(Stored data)
_____
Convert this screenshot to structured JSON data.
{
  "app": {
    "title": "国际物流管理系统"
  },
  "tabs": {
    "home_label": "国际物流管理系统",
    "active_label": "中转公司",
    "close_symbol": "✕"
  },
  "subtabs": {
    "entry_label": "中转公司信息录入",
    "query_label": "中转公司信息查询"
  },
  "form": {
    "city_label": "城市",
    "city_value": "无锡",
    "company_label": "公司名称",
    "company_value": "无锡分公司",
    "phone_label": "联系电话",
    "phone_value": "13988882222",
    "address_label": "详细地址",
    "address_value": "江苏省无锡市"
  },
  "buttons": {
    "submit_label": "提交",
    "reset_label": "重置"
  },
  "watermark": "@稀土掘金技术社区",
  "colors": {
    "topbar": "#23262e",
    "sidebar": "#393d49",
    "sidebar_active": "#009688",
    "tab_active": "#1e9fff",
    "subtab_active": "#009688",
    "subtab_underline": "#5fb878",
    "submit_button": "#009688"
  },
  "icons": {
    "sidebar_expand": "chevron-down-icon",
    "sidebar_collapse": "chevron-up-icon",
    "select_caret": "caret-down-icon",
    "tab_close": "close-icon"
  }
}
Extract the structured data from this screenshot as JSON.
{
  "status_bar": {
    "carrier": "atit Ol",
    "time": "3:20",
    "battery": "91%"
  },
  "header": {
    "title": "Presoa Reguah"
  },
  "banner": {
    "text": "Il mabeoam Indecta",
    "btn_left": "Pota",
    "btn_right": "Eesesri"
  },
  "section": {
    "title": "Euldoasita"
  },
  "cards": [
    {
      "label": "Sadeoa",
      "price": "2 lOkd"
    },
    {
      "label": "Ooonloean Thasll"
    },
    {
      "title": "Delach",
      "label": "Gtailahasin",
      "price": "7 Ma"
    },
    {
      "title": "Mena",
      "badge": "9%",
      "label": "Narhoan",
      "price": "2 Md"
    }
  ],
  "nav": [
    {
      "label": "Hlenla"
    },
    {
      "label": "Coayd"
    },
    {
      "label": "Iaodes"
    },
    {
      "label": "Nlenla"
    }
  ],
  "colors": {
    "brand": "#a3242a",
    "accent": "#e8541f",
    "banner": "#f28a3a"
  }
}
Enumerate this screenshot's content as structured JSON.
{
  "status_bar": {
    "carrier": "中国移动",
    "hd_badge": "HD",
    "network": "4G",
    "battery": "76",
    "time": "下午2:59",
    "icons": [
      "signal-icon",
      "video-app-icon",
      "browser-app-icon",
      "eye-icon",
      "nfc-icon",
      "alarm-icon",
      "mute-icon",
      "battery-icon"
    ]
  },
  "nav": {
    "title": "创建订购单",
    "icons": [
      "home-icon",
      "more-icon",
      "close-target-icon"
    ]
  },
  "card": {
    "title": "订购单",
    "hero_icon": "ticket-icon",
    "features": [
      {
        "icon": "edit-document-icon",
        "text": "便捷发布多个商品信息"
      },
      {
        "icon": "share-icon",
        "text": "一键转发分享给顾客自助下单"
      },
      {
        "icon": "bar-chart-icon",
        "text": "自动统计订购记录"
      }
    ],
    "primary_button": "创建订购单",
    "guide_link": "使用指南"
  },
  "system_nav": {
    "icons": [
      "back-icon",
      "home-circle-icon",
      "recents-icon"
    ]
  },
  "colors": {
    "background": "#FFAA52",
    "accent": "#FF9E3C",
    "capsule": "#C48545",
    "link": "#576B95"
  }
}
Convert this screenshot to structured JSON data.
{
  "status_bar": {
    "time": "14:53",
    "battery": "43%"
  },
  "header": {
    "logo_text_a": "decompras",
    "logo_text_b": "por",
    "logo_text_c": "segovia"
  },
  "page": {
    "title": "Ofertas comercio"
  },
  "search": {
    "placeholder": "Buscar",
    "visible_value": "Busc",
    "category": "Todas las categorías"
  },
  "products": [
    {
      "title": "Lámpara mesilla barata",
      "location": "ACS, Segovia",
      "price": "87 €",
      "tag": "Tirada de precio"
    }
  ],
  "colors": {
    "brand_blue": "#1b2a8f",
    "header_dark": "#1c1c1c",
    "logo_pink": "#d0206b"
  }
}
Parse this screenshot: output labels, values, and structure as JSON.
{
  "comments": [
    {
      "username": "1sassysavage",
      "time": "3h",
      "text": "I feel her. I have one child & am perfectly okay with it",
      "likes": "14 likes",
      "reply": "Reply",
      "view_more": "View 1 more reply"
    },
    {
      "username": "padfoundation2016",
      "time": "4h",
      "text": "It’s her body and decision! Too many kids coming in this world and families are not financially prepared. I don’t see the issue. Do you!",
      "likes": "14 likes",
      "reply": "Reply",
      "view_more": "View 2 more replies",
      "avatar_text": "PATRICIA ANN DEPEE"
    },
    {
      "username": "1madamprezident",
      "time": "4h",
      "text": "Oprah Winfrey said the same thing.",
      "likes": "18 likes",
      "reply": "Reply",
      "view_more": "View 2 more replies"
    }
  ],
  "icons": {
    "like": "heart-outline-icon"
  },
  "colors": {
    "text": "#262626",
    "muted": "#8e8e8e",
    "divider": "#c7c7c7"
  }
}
_____
Exercise >> Write each line above out exactly.

The completed task >>
Convert this screenshot to structured JSON data.
{
  "app": {
    "title": "国际物流管理系统"
  },
  "tabs": {
    "home_label": "国际物流管理系统",
    "active_label": "中转公司",
    "close_symbol": "✕"
  },
  "subtabs": {
    "entry_label": "中转公司信息录入",
    "query_label": "中转公司信息查询"
  },
  "form": {
    "city_label": "城市",
    "city_value": "无锡",
    "company_label": "公司名称",
    "company_value": "无锡分公司",
    "phone_label": "联系电话",
    "phone_value": "13988882222",
    "address_label": "详细地址",
    "address_value": "江苏省无锡市"
  },
  "buttons": {
    "submit_label": "提交",
    "reset_label": "重置"
  },
  "watermark": "@稀土掘金技术社区",
  "colors": {
    "topbar": "#23262e",
    "sidebar": "#393d49",
    "sidebar_active": "#009688",
    "tab_active": "#1e9fff",
    "subtab_active": "#009688",
    "subtab_underline": "#5fb878",
    "submit_button": "#009688"
  },
  "icons": {
    "sidebar_expand": "chevron-down-icon",
    "sidebar_collapse": "chevron-up-icon",
    "select_caret": "caret-down-icon",
    "tab_close": "close-icon"
  }
}
Extract the structured data from this screenshot as JSON.
{
  "status_bar": {
    "carrier": "atit Ol",
    "time": "3:20",
    "battery": "91%"
  },
  "header": {
    "title": "Presoa Reguah"
  },
  "banner": {
    "text": "Il mabeoam Indecta",
    "btn_left": "Pota",
    "btn_right": "Eesesri"
  },
  "section": {
    "title": "Euldoasita"
  },
  "cards": [
    {
      "label": "Sadeoa",
      "price": "2 lOkd"
    },
    {
      "label": "Ooonloean Thasll"
    },
    {
      "title": "Delach",
      "label": "Gtailahasin",
      "price": "7 Ma"
    },
    {
      "title": "Mena",
      "badge": "9%",
      "label": "Narhoan",
      "price": "2 Md"
    }
  ],
  "nav": [
    {
      "label": "Hlenla"
    },
    {
      "label": "Coayd"
    },
    {
      "label": "Iaodes"
    },
    {
      "label": "Nlenla"
    }
  ],
  "colors": {
    "brand": "#a3242a",
    "accent": "#e8541f",
    "banner": "#f28a3a"
  }
}
Enumerate this screenshot's content as structured JSON.
{
  "status_bar": {
    "carrier": "中国移动",
    "hd_badge": "HD",
    "network": "4G",
    "battery": "76",
    "time": "下午2:59",
    "icons": [
      "signal-icon",
      "video-app-icon",
      "browser-app-icon",
      "eye-icon",
      "nfc-icon",
      "alarm-icon",
      "mute-icon",
      "battery-icon"
    ]
  },
  "nav": {
    "title": "创建订购单",
    "icons": [
      "home-icon",
      "more-icon",
      "close-target-icon"
    ]
  },
  "card": {
    "title": "订购单",
    "hero_icon": "ticket-icon",
    "features": [
      {
        "icon": "edit-document-icon",
        "text": "便捷发布多个商品信息"
      },
      {
        "icon": "share-icon",
        "text": "一键转发分享给顾客自助下单"
      },
      {
        "icon": "bar-chart-icon",
        "text": "自动统计订购记录"
      }
    ],
    "primary_button": "创建订购单",
    "guide_link": "使用指南"
  },
  "system_nav": {
    "icons": [
      "back-icon",
      "home-circle-icon",
      "recents-icon"
    ]
  },
  "colors": {
    "background": "#FFAA52",
    "accent": "#FF9E3C",
    "capsule": "#C48545",
    "link": "#576B95"
  }
}
Convert this screenshot to structured JSON data.
{
  "status_bar": {
    "time": "14:53",
    "battery": "43%"
  },
  "header": {
    "logo_text_a": "decompras",
    "logo_text_b": "por",
    "logo_text_c": "segovia"
  },
  "page": {
    "title": "Ofertas comercio"
  },
  "search": {
    "placeholder": "Buscar",
    "visible_value": "Busc",
    "category": "Todas las categorías"
  },
  "products": [
    {
      "title": "Lámpara mesilla barata",
      "location": "ACS, Segovia",
      "price": "87 €",
      "tag": "Tirada de precio"
    }
  ],
  "colors": {
    "brand_blue": "#1b2a8f",
    "header_dark": "#1c1c1c",
    "logo_pink": "#d0206b"
  }
}
Parse this screenshot: output labels, values, and structure as JSON.
{
  "comments": [
    {
      "username": "1sassysavage",
      "time": "3h",
      "text": "I feel her. I have one child & am perfectly okay with it",
      "likes": "14 likes",
      "reply": "Reply",
      "view_more": "View 1 more reply"
    },
    {
      "username": "padfoundation2016",
      "time": "4h",
      "text": "It’s her body and decision! Too many kids coming in this world and families are not financially prepared. I don’t see the issue. Do you!",
      "likes": "14 likes",
      "reply": "Reply",
      "view_more": "View 2 more replies",
      "avatar_text": "PATRICIA ANN DEPEE"
    },
    {
      "username": "1madamprezident",
      "time": "4h",
      "text": "Oprah Winfrey said the same thing.",
      "likes": "18 likes",
      "reply": "Reply",
      "view_more": "View 2 more replies"
    }
  ],
  "icons": {
    "like": "heart-outline-icon"
  },
  "colors": {
    "text": "#262626",
    "muted": "#8e8e8e",
    "divider": "#c7c7c7"
  }
}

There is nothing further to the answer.